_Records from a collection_
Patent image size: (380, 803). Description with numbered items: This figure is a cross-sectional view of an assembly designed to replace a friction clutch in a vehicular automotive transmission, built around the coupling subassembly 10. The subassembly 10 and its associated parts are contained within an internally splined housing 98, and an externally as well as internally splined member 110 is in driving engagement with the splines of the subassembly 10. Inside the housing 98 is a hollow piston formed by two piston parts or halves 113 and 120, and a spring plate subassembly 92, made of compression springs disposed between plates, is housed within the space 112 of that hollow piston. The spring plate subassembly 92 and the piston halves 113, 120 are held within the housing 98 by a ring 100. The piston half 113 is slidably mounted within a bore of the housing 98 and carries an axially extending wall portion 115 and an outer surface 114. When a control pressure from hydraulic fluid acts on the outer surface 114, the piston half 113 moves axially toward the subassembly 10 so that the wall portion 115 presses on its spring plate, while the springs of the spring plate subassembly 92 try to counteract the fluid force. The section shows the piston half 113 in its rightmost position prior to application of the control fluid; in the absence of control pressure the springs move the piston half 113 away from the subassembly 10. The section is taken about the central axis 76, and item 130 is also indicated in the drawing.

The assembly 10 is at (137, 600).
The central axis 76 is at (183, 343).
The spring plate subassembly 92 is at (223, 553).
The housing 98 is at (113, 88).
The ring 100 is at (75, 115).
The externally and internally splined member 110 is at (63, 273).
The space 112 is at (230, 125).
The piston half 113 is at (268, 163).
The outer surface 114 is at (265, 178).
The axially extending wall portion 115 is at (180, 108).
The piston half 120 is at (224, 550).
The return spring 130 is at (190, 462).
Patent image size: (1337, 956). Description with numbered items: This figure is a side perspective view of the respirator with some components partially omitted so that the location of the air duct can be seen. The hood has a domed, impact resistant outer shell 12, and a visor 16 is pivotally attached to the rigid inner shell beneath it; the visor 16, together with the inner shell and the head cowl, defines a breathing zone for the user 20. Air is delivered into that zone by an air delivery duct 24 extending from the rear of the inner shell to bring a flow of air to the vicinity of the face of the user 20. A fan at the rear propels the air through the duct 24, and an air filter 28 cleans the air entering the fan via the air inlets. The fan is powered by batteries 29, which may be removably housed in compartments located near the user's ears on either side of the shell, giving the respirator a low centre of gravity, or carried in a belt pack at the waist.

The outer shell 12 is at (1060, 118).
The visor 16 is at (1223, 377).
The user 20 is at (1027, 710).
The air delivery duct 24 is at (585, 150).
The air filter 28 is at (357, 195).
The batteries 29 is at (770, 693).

_WRITTEN EXERCISE_
Could you give every line of the material above as a Markdown table with the columns Row and Line, numbering the rows in order and leaving out blank lines?

_ANSWER IN FULL_
| Row | Line |
|---|---|
| 1 | Patent image size: (380, 803). Description with numbered items: This figure is a cross-sectional view of an assembly designed to replace a friction clutch in a vehicular automotive transmission, built around the coupling subassembly 10. The subassembly 10 and its associated parts are contained within an internally splined housing 98, and an externally as well as internally splined member 110 is in driving engagement with the splines of the subassembly 10. Inside the housing 98 is a hollow piston formed by two piston parts or halves 113 and 120, and a spring plate subassembly 92, made of compression springs disposed between plates, is housed within the space 112 of that hollow piston. The spring plate subassembly 92 and the piston halves 113, 120 are held within the housing 98 by a ring 100. The piston half 113 is slidably mounted within a bore of the housing 98 and carries an axially extending wall portion 115 and an outer surface 114. When a control pressure from hydraulic fluid acts on the outer surface 114, the piston half 113 moves axially toward the subassembly 10 so that the wall portion 115 presses on its spring plate, while the springs of the spring plate subassembly 92 try to counteract the fluid force. The section shows the piston half 113 in its rightmost position prior to application of the control fluid; in the absence of control pressure the springs move the piston half 113 away from the subassembly 10. The section is taken about the central axis 76, and item 130 is also indicated in the drawing. |
| 2 | The assembly 10 is at (137, 600). |
| 3 | The central axis 76 is at (183, 343). |
| 4 | The spring plate subassembly 92 is at (223, 553). |
| 5 | The housing 98 is at (113, 88). |
| 6 | The ring 100 is at (75, 115). |
| 7 | The externally and internally splined member 110 is at (63, 273). |
| 8 | The space 112 is at (230, 125). |
| 9 | The piston half 113 is at (268, 163). |
| 10 | The outer surface 114 is at (265, 178). |
| 11 | The axially extending wall portion 115 is at (180, 108). |
| 12 | The piston half 120 is at (224, 550). |
| 13 | The return spring 130 is at (190, 462). |
| 14 | Patent image size: (1337, 956). Description with numbered items: This figure is a side perspective view of the respirator with some components partially omitted so that the location of the air duct can be seen. The hood has a domed, impact resistant outer shell 12, and a visor 16 is pivotally attached to the rigid inner shell beneath it; the visor 16, together with the inner shell and the head cowl, defines a breathing zone for the user 20. Air is delivered into that zone by an air delivery duct 24 extending from the rear of the inner shell to bring a flow of air to the vicinity of the face of the user 20. A fan at the rear propels the air through the duct 24, and an air filter 28 cleans the air entering the fan via the air inlets. The fan is powered by batteries 29, which may be removably housed in compartments located near the user's ears on either side of the shell, giving the respirator a low centre of gravity, or carried in a belt pack at the waist. |
| 15 | The outer shell 12 is at (1060, 118). |
| 16 | The visor 16 is at (1223, 377). |
| 17 | The user 20 is at (1027, 710). |
| 18 | The air delivery duct 24 is at (585, 150). |
| 19 | The air filter 28 is at (357, 195). |
| 20 | The batteries 29 is at (770, 693). |